• _Aim of the task_
Repeat the full listing, word for word.

• _Task material_
-- start --
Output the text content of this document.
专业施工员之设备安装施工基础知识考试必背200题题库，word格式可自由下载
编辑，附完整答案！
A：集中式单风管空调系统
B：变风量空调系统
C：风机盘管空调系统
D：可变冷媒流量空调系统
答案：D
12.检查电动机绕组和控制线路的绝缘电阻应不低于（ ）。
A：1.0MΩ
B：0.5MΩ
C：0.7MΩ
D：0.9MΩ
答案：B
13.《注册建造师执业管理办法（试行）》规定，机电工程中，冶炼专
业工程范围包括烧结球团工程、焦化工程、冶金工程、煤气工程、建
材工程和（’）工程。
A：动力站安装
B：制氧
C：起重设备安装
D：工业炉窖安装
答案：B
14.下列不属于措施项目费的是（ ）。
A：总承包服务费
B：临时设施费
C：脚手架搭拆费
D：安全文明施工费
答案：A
-- end --
• _Result_
Output the text content of this document.
专业施工员之设备安装施工基础知识考试必背200题题库，word格式可自由下载
编辑，附完整答案！
A：集中式单风管空调系统
B：变风量空调系统
C：风机盘管空调系统
D：可变冷媒流量空调系统
答案：D
12.检查电动机绕组和控制线路的绝缘电阻应不低于（ ）。
A：1.0MΩ
B：0.5MΩ
C：0.7MΩ
D：0.9MΩ
答案：B
13.《注册建造师执业管理办法（试行）》规定，机电工程中，冶炼专
业工程范围包括烧结球团工程、焦化工程、冶金工程、煤气工程、建
材工程和（’）工程。
A：动力站安装
B：制氧
C：起重设备安装
D：工业炉窖安装
答案：B
14.下列不属于措施项目费的是（ ）。
A：总承包服务费
B：临时设施费
C：脚手架搭拆费
D：安全文明施工费
答案：A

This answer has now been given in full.